- [Exercise goal]:
Can you transcribe every line exactly and leave the pictures behind?

- [Provided entries]:
== == ==

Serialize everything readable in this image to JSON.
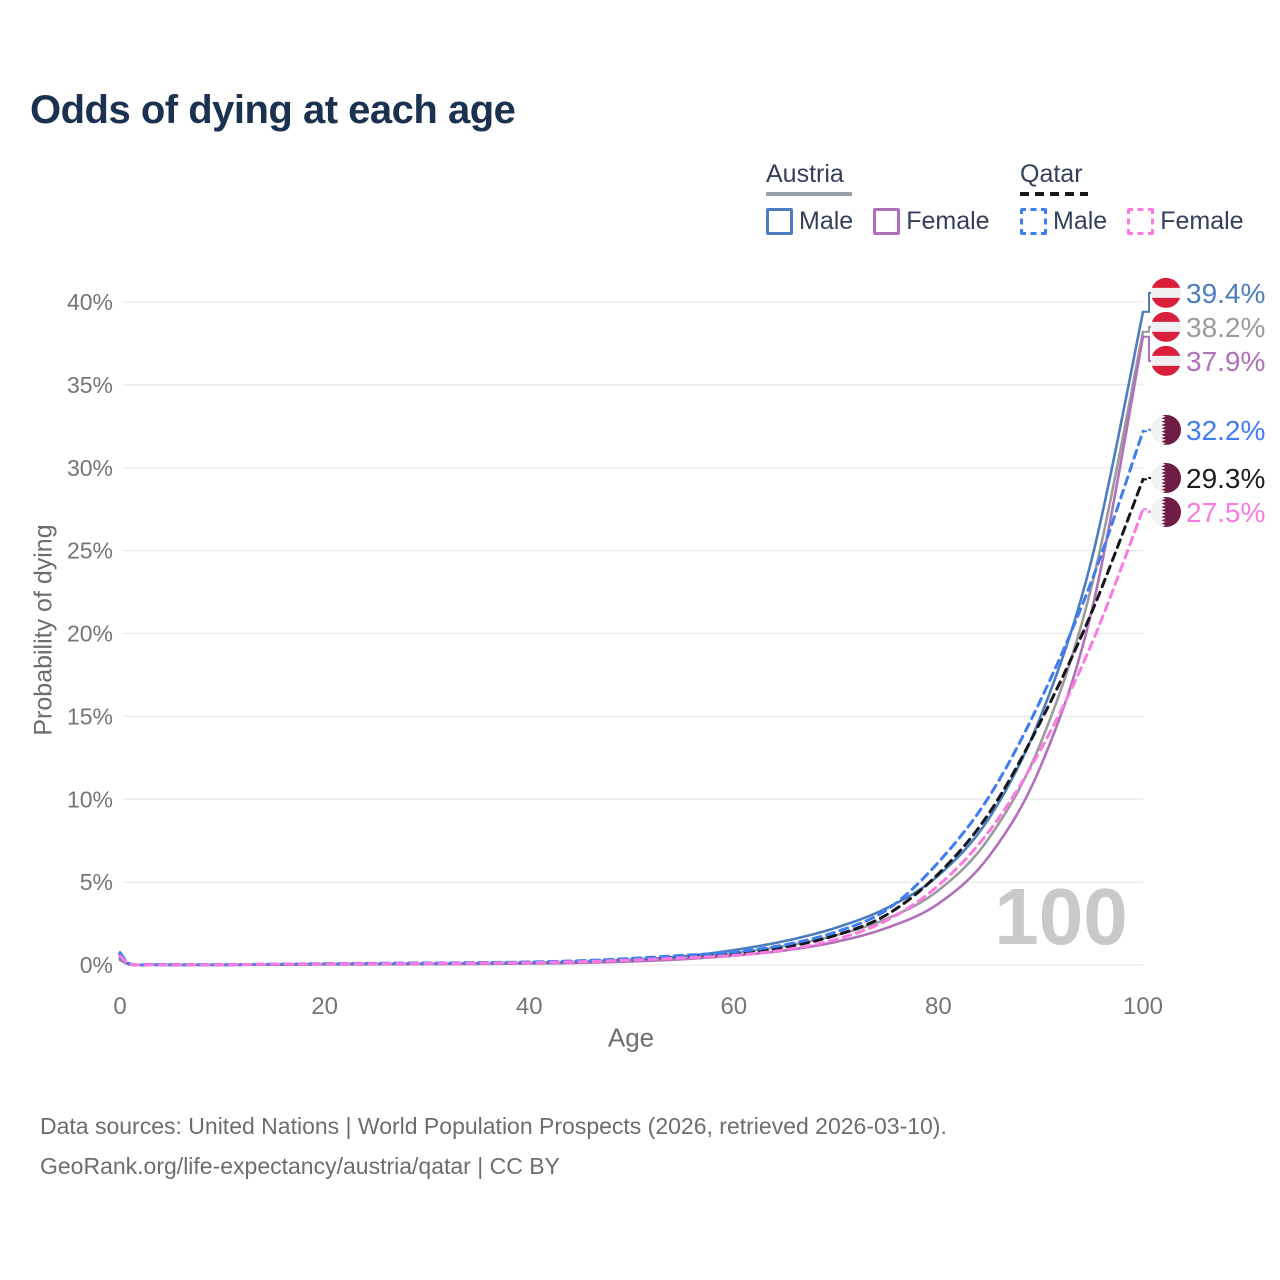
{
  "title": "Odds of dying at each age",
  "legend": {
    "groups": [
      {
        "label": "Austria",
        "line_style": "solid",
        "line_color": "#9aa0a8",
        "items": [
          {
            "label": "Male",
            "color": "#4d7dbe"
          },
          {
            "label": "Female",
            "color": "#b170ba"
          }
        ]
      },
      {
        "label": "Qatar",
        "line_style": "dashed",
        "line_color": "#17171c",
        "items": [
          {
            "label": "Male",
            "color": "#3f7df2"
          },
          {
            "label": "Female",
            "color": "#fb7ae1"
          }
        ]
      }
    ]
  },
  "watermark": "100",
  "footer": {
    "line1": "Data sources: United Nations | World Population Prospects (2026, retrieved 2026-03-10).",
    "line2": "GeoRank.org/life-expectancy/austria/qatar | CC BY"
  },
  "chart_data": {
    "type": "line",
    "title": "Odds of dying at each age",
    "xlabel": "Age",
    "ylabel": "Probability of dying",
    "xlim": [
      0,
      100
    ],
    "ylim": [
      0,
      40
    ],
    "grid": "horizontal",
    "legend_position": "top-right",
    "xticks": [
      0,
      20,
      40,
      60,
      80,
      100
    ],
    "yticks": [
      "0%",
      "5%",
      "10%",
      "15%",
      "20%",
      "25%",
      "30%",
      "35%",
      "40%"
    ],
    "ytick_values": [
      0,
      5,
      10,
      15,
      20,
      25,
      30,
      35,
      40
    ],
    "x": [
      0,
      1,
      3,
      5,
      10,
      15,
      20,
      25,
      30,
      35,
      40,
      45,
      50,
      55,
      60,
      65,
      70,
      75,
      80,
      85,
      90,
      95,
      100
    ],
    "series": [
      {
        "name": "Austria Male",
        "country": "Austria",
        "component": "Male",
        "color": "#4d7dbe",
        "dash": false,
        "end_label": "39.4%",
        "label_color": "#4d7dbe",
        "flag": "austria",
        "y": [
          0.42,
          0.05,
          0.02,
          0.01,
          0.01,
          0.04,
          0.06,
          0.07,
          0.08,
          0.1,
          0.13,
          0.2,
          0.32,
          0.52,
          0.9,
          1.45,
          2.25,
          3.45,
          5.4,
          8.9,
          15.0,
          24.5,
          39.4
        ]
      },
      {
        "name": "Austria All",
        "country": "Austria",
        "component": "All",
        "color": "#9b9b9f",
        "dash": false,
        "end_label": "38.2%",
        "label_color": "#9b9b9b",
        "flag": "austria",
        "y": [
          0.36,
          0.04,
          0.02,
          0.01,
          0.01,
          0.03,
          0.04,
          0.05,
          0.06,
          0.08,
          0.11,
          0.16,
          0.26,
          0.43,
          0.72,
          1.15,
          1.8,
          2.8,
          4.5,
          7.7,
          13.4,
          22.9,
          38.2
        ]
      },
      {
        "name": "Austria Female",
        "country": "Austria",
        "component": "Female",
        "color": "#b170ba",
        "dash": false,
        "end_label": "37.9%",
        "label_color": "#b170ba",
        "flag": "austria",
        "y": [
          0.31,
          0.03,
          0.01,
          0.01,
          0.01,
          0.02,
          0.03,
          0.04,
          0.05,
          0.06,
          0.09,
          0.13,
          0.21,
          0.35,
          0.56,
          0.88,
          1.4,
          2.25,
          3.7,
          6.6,
          12.0,
          21.4,
          37.9
        ]
      },
      {
        "name": "Qatar Male",
        "country": "Qatar",
        "component": "Male",
        "color": "#3f7df2",
        "dash": true,
        "end_label": "32.2%",
        "label_color": "#3f7df2",
        "flag": "qatar",
        "y": [
          0.75,
          0.06,
          0.03,
          0.02,
          0.02,
          0.05,
          0.08,
          0.1,
          0.12,
          0.14,
          0.18,
          0.26,
          0.4,
          0.58,
          0.78,
          1.22,
          2.0,
          3.35,
          6.2,
          10.2,
          16.0,
          23.2,
          32.2
        ]
      },
      {
        "name": "Qatar All",
        "country": "Qatar",
        "component": "All",
        "color": "#17171c",
        "dash": true,
        "end_label": "29.3%",
        "label_color": "#1c1c1c",
        "flag": "qatar",
        "y": [
          0.65,
          0.05,
          0.03,
          0.02,
          0.02,
          0.04,
          0.07,
          0.09,
          0.11,
          0.13,
          0.16,
          0.23,
          0.35,
          0.5,
          0.68,
          1.08,
          1.8,
          3.05,
          5.5,
          9.2,
          14.7,
          21.3,
          29.3
        ]
      },
      {
        "name": "Qatar Female",
        "country": "Qatar",
        "component": "Female",
        "color": "#fb7ae1",
        "dash": true,
        "end_label": "27.5%",
        "label_color": "#fb7ae1",
        "flag": "qatar",
        "y": [
          0.55,
          0.05,
          0.02,
          0.02,
          0.02,
          0.04,
          0.06,
          0.08,
          0.09,
          0.11,
          0.14,
          0.2,
          0.3,
          0.43,
          0.58,
          0.92,
          1.55,
          2.7,
          4.8,
          8.1,
          13.0,
          19.4,
          27.5
        ]
      }
    ],
    "flag_colors": {
      "austria_red": "#da1f3d",
      "austria_white": "#f0f0f2",
      "qatar_maroon": "#701c45",
      "qatar_white": "#f2f2f2"
    }
  }
}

== == ==

- [Complete output]:
Serialize everything readable in this image to JSON.
{
  "title": "Odds of dying at each age",
  "legend": {
    "groups": [
      {
        "label": "Austria",
        "line_style": "solid",
        "line_color": "#9aa0a8",
        "items": [
          {
            "label": "Male",
            "color": "#4d7dbe"
          },
          {
            "label": "Female",
            "color": "#b170ba"
          }
        ]
      },
      {
        "label": "Qatar",
        "line_style": "dashed",
        "line_color": "#17171c",
        "items": [
          {
            "label": "Male",
            "color": "#3f7df2"
          },
          {
            "label": "Female",
            "color": "#fb7ae1"
          }
        ]
      }
    ]
  },
  "watermark": "100",
  "footer": {
    "line1": "Data sources: United Nations | World Population Prospects (2026, retrieved 2026-03-10).",
    "line2": "GeoRank.org/life-expectancy/austria/qatar | CC BY"
  },
  "chart_data": {
    "type": "line",
    "title": "Odds of dying at each age",
    "xlabel": "Age",
    "ylabel": "Probability of dying",
    "xlim": [
      0,
      100
    ],
    "ylim": [
      0,
      40
    ],
    "grid": "horizontal",
    "legend_position": "top-right",
    "xticks": [
      0,
      20,
      40,
      60,
      80,
      100
    ],
    "yticks": [
      "0%",
      "5%",
      "10%",
      "15%",
      "20%",
      "25%",
      "30%",
      "35%",
      "40%"
    ],
    "ytick_values": [
      0,
      5,
      10,
      15,
      20,
      25,
      30,
      35,
      40
    ],
    "x": [
      0,
      1,
      3,
      5,
      10,
      15,
      20,
      25,
      30,
      35,
      40,
      45,
      50,
      55,
      60,
      65,
      70,
      75,
      80,
      85,
      90,
      95,
      100
    ],
    "series": [
      {
        "name": "Austria Male",
        "country": "Austria",
        "component": "Male",
        "color": "#4d7dbe",
        "dash": false,
        "end_label": "39.4%",
        "label_color": "#4d7dbe",
        "flag": "austria",
        "y": [
          0.42,
          0.05,
          0.02,
          0.01,
          0.01,
          0.04,
          0.06,
          0.07,
          0.08,
          0.1,
          0.13,
          0.2,
          0.32,
          0.52,
          0.9,
          1.45,
          2.25,
          3.45,
          5.4,
          8.9,
          15.0,
          24.5,
          39.4
        ]
      },
      {
        "name": "Austria All",
        "country": "Austria",
        "component": "All",
        "color": "#9b9b9f",
        "dash": false,
        "end_label": "38.2%",
        "label_color": "#9b9b9b",
        "flag": "austria",
        "y": [
          0.36,
          0.04,
          0.02,
          0.01,
          0.01,
          0.03,
          0.04,
          0.05,
          0.06,
          0.08,
          0.11,
          0.16,
          0.26,
          0.43,
          0.72,
          1.15,
          1.8,
          2.8,
          4.5,
          7.7,
          13.4,
          22.9,
          38.2
        ]
      },
      {
        "name": "Austria Female",
        "country": "Austria",
        "component": "Female",
        "color": "#b170ba",
        "dash": false,
        "end_label": "37.9%",
        "label_color": "#b170ba",
        "flag": "austria",
        "y": [
          0.31,
          0.03,
          0.01,
          0.01,
          0.01,
          0.02,
          0.03,
          0.04,
          0.05,
          0.06,
          0.09,
          0.13,
          0.21,
          0.35,
          0.56,
          0.88,
          1.4,
          2.25,
          3.7,
          6.6,
          12.0,
          21.4,
          37.9
        ]
      },
      {
        "name": "Qatar Male",
        "country": "Qatar",
        "component": "Male",
        "color": "#3f7df2",
        "dash": true,
        "end_label": "32.2%",
        "label_color": "#3f7df2",
        "flag": "qatar",
        "y": [
          0.75,
          0.06,
          0.03,
          0.02,
          0.02,
          0.05,
          0.08,
          0.1,
          0.12,
          0.14,
          0.18,
          0.26,
          0.4,
          0.58,
          0.78,
          1.22,
          2.0,
          3.35,
          6.2,
          10.2,
          16.0,
          23.2,
          32.2
        ]
      },
      {
        "name": "Qatar All",
        "country": "Qatar",
        "component": "All",
        "color": "#17171c",
        "dash": true,
        "end_label": "29.3%",
        "label_color": "#1c1c1c",
        "flag": "qatar",
        "y": [
          0.65,
          0.05,
          0.03,
          0.02,
          0.02,
          0.04,
          0.07,
          0.09,
          0.11,
          0.13,
          0.16,
          0.23,
          0.35,
          0.5,
          0.68,
          1.08,
          1.8,
          3.05,
          5.5,
          9.2,
          14.7,
          21.3,
          29.3
        ]
      },
      {
        "name": "Qatar Female",
        "country": "Qatar",
        "component": "Female",
        "color": "#fb7ae1",
        "dash": true,
        "end_label": "27.5%",
        "label_color": "#fb7ae1",
        "flag": "qatar",
        "y": [
          0.55,
          0.05,
          0.02,
          0.02,
          0.02,
          0.04,
          0.06,
          0.08,
          0.09,
          0.11,
          0.14,
          0.2,
          0.3,
          0.43,
          0.58,
          0.92,
          1.55,
          2.7,
          4.8,
          8.1,
          13.0,
          19.4,
          27.5
        ]
      }
    ],
    "flag_colors": {
      "austria_red": "#da1f3d",
      "austria_white": "#f0f0f2",
      "qatar_maroon": "#701c45",
      "qatar_white": "#f2f2f2"
    }
  }
}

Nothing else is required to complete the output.